→ Set problem:
Print, exactly and completely, every entry in the data.

Collected data:
┌────────
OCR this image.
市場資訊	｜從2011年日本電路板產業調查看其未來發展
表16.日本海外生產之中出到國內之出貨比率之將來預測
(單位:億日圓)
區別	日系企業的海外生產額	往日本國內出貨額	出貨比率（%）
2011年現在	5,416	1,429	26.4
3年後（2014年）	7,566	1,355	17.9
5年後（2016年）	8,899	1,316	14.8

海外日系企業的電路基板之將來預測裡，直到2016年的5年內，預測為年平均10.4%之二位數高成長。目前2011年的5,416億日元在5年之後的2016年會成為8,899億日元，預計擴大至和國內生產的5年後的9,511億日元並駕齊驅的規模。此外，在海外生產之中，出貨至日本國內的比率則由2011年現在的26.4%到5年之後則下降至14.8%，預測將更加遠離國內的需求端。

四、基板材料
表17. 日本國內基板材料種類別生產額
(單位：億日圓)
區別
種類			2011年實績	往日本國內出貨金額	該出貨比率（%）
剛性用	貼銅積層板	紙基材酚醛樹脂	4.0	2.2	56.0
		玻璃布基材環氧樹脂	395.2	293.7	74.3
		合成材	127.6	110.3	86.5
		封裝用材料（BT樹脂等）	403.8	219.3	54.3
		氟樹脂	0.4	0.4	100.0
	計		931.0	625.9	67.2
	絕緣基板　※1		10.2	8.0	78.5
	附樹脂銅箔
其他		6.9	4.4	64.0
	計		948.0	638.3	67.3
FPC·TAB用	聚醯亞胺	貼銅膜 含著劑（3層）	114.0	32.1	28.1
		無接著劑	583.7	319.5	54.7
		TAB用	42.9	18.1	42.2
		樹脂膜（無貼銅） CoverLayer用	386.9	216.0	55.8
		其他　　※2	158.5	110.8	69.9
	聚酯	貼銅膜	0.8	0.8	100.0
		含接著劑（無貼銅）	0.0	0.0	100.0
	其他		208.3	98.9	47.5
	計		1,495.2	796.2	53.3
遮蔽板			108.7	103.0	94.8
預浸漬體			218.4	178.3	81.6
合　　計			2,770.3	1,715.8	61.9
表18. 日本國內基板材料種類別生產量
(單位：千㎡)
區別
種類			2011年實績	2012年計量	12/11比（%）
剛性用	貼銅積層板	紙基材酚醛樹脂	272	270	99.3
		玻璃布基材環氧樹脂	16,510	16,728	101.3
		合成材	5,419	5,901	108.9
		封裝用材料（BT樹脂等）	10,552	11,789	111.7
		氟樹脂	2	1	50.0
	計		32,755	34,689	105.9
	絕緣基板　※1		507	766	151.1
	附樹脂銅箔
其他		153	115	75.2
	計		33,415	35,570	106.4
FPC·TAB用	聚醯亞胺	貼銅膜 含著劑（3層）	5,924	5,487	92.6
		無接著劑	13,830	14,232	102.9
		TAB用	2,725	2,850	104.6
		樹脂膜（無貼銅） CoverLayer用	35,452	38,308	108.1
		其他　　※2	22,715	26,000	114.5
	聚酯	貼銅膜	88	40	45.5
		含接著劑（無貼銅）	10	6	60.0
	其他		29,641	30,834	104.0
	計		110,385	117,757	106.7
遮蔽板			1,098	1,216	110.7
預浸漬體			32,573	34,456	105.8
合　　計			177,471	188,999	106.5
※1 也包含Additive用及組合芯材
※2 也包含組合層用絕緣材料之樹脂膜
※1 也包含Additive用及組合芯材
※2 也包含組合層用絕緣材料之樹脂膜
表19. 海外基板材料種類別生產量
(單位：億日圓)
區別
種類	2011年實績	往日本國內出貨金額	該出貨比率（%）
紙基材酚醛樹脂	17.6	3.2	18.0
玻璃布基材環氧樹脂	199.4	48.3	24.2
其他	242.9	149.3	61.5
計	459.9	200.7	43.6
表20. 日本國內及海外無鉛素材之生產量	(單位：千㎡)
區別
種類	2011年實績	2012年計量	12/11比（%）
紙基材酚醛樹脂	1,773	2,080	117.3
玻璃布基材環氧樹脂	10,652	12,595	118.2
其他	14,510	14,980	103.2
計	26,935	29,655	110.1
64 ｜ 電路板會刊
└────────
→ Finished task:
OCR this image.
市場資訊	｜從2011年日本電路板產業調查看其未來發展
表16.日本海外生產之中出到國內之出貨比率之將來預測
(單位:億日圓)
區別	日系企業的海外生產額	往日本國內出貨額	出貨比率（%）
2011年現在	5,416	1,429	26.4
3年後（2014年）	7,566	1,355	17.9
5年後（2016年）	8,899	1,316	14.8

海外日系企業的電路基板之將來預測裡，直到2016年的5年內，預測為年平均10.4%之二位數高成長。目前2011年的5,416億日元在5年之後的2016年會成為8,899億日元，預計擴大至和國內生產的5年後的9,511億日元並駕齊驅的規模。此外，在海外生產之中，出貨至日本國內的比率則由2011年現在的26.4%到5年之後則下降至14.8%，預測將更加遠離國內的需求端。

四、基板材料
表17. 日本國內基板材料種類別生產額
(單位：億日圓)
區別
種類			2011年實績	往日本國內出貨金額	該出貨比率（%）
剛性用	貼銅積層板	紙基材酚醛樹脂	4.0	2.2	56.0
		玻璃布基材環氧樹脂	395.2	293.7	74.3
		合成材	127.6	110.3	86.5
		封裝用材料（BT樹脂等）	403.8	219.3	54.3
		氟樹脂	0.4	0.4	100.0
	計		931.0	625.9	67.2
	絕緣基板　※1		10.2	8.0	78.5
	附樹脂銅箔
其他		6.9	4.4	64.0
	計		948.0	638.3	67.3
FPC·TAB用	聚醯亞胺	貼銅膜 含著劑（3層）	114.0	32.1	28.1
		無接著劑	583.7	319.5	54.7
		TAB用	42.9	18.1	42.2
		樹脂膜（無貼銅） CoverLayer用	386.9	216.0	55.8
		其他　　※2	158.5	110.8	69.9
	聚酯	貼銅膜	0.8	0.8	100.0
		含接著劑（無貼銅）	0.0	0.0	100.0
	其他		208.3	98.9	47.5
	計		1,495.2	796.2	53.3
遮蔽板			108.7	103.0	94.8
預浸漬體			218.4	178.3	81.6
合　　計			2,770.3	1,715.8	61.9
表18. 日本國內基板材料種類別生產量
(單位：千㎡)
區別
種類			2011年實績	2012年計量	12/11比（%）
剛性用	貼銅積層板	紙基材酚醛樹脂	272	270	99.3
		玻璃布基材環氧樹脂	16,510	16,728	101.3
		合成材	5,419	5,901	108.9
		封裝用材料（BT樹脂等）	10,552	11,789	111.7
		氟樹脂	2	1	50.0
	計		32,755	34,689	105.9
	絕緣基板　※1		507	766	151.1
	附樹脂銅箔
其他		153	115	75.2
	計		33,415	35,570	106.4
FPC·TAB用	聚醯亞胺	貼銅膜 含著劑（3層）	5,924	5,487	92.6
		無接著劑	13,830	14,232	102.9
		TAB用	2,725	2,850	104.6
		樹脂膜（無貼銅） CoverLayer用	35,452	38,308	108.1
		其他　　※2	22,715	26,000	114.5
	聚酯	貼銅膜	88	40	45.5
		含接著劑（無貼銅）	10	6	60.0
	其他		29,641	30,834	104.0
	計		110,385	117,757	106.7
遮蔽板			1,098	1,216	110.7
預浸漬體			32,573	34,456	105.8
合　　計			177,471	188,999	106.5
※1 也包含Additive用及組合芯材
※2 也包含組合層用絕緣材料之樹脂膜
※1 也包含Additive用及組合芯材
※2 也包含組合層用絕緣材料之樹脂膜
表19. 海外基板材料種類別生產量
(單位：億日圓)
區別
種類	2011年實績	往日本國內出貨金額	該出貨比率（%）
紙基材酚醛樹脂	17.6	3.2	18.0
玻璃布基材環氧樹脂	199.4	48.3	24.2
其他	242.9	149.3	61.5
計	459.9	200.7	43.6
表20. 日本國內及海外無鉛素材之生產量	(單位：千㎡)
區別
種類	2011年實績	2012年計量	12/11比（%）
紙基材酚醛樹脂	1,773	2,080	117.3
玻璃布基材環氧樹脂	10,652	12,595	118.2
其他	14,510	14,980	103.2
計	26,935	29,655	110.1
64 ｜ 電路板會刊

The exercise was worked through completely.